* TASK BRIEF *
Identify each line in the records below that contains the word "sample", and copy it.

Dataset records:

· · ·

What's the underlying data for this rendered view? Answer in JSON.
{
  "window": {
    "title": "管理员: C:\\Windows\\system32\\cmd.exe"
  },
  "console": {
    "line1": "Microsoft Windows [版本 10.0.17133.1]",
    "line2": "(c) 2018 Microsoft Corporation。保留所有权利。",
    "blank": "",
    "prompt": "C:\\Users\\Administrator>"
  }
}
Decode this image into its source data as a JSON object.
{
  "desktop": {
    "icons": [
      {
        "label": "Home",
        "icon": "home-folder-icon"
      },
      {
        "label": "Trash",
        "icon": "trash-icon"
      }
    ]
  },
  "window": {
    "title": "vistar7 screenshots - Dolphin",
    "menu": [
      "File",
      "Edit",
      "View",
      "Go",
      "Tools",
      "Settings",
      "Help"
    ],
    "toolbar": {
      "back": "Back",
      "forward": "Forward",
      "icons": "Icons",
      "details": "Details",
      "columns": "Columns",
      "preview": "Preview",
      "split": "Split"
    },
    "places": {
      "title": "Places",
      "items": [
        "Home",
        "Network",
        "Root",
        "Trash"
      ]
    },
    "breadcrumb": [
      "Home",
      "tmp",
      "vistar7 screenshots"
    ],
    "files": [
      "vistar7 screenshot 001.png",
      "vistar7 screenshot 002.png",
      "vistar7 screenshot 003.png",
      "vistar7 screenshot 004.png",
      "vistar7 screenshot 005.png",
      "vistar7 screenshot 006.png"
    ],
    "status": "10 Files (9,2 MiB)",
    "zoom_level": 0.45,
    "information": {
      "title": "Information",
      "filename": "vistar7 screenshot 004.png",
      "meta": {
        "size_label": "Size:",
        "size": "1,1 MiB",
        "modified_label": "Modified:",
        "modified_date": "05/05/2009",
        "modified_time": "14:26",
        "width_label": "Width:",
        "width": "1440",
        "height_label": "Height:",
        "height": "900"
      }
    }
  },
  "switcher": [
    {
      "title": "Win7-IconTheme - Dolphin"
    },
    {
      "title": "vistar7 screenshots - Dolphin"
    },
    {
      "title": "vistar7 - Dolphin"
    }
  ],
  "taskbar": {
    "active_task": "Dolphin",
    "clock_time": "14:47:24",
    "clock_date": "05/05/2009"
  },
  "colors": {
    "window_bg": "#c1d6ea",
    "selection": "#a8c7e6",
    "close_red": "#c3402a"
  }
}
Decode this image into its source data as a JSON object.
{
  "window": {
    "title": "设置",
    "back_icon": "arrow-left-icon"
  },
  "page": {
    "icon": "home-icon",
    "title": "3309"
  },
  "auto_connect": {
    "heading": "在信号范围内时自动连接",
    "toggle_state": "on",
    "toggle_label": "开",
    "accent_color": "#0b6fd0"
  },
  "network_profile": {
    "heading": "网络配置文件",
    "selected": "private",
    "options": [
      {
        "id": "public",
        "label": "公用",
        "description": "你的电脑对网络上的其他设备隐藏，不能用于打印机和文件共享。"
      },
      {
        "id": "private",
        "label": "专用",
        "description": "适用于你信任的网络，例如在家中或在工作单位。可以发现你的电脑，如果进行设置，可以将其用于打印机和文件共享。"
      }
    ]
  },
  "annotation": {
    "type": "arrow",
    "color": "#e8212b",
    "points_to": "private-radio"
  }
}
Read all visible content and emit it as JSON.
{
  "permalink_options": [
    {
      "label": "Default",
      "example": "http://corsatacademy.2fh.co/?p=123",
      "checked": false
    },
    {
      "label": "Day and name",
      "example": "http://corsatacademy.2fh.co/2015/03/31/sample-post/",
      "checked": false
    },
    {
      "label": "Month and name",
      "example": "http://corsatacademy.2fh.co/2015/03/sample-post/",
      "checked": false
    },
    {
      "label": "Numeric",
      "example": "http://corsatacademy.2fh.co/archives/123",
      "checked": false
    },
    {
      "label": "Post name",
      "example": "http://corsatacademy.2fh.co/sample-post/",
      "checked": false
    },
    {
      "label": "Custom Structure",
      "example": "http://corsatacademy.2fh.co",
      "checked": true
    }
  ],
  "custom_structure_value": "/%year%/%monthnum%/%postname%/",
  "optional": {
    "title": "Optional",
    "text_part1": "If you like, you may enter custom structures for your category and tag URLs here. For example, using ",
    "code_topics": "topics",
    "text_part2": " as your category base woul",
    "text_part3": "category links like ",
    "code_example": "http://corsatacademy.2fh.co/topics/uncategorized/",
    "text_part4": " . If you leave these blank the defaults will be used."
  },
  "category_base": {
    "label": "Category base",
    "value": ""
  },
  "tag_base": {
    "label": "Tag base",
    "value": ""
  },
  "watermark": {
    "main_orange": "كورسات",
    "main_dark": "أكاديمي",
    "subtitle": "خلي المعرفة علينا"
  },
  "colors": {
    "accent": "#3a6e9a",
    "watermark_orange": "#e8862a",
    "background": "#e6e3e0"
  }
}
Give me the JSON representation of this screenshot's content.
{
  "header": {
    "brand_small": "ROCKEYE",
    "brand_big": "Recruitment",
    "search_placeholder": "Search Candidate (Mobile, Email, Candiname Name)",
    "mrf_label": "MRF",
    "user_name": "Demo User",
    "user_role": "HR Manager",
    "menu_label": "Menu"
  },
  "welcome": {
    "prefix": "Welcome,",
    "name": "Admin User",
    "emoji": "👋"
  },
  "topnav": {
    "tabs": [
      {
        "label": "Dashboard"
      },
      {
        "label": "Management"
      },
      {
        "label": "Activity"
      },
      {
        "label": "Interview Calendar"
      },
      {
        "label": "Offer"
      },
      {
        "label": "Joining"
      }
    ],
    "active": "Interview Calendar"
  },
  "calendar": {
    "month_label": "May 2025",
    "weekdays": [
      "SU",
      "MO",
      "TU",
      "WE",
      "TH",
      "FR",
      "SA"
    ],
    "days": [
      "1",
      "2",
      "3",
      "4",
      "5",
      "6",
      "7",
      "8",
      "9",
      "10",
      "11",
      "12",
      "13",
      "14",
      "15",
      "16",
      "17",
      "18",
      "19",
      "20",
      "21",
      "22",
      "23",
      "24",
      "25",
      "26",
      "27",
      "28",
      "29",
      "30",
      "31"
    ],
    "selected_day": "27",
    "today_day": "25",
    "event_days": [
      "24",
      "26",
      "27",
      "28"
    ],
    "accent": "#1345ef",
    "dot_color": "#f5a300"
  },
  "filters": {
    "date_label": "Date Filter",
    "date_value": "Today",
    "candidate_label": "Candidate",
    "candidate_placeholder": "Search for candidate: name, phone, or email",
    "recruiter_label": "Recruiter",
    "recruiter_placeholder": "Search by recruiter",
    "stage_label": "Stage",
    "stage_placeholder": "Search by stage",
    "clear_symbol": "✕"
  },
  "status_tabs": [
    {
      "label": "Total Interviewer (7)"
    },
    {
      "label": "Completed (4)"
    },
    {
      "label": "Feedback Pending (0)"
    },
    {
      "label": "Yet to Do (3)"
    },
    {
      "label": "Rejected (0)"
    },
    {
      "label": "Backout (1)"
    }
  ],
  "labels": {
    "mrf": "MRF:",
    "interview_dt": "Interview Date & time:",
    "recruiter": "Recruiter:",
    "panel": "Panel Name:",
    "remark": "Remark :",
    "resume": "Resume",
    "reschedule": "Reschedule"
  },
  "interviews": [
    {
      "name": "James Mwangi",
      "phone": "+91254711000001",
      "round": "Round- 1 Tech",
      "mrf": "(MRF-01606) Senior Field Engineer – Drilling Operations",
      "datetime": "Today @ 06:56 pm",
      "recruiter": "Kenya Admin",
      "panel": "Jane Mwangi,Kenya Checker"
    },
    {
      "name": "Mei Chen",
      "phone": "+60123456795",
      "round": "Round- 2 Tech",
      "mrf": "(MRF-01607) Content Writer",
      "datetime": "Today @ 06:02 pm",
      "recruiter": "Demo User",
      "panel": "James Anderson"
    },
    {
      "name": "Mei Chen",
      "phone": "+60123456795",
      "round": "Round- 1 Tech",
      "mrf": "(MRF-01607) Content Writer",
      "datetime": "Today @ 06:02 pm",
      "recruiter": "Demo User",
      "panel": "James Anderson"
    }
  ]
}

· · ·

* REPLY TO THE EXERCISE *
      "example": "http://corsatacademy.2fh.co/2015/03/31/sample-post/",
      "example": "http://corsatacademy.2fh.co/2015/03/sample-post/",
      "example": "http://corsatacademy.2fh.co/sample-post/",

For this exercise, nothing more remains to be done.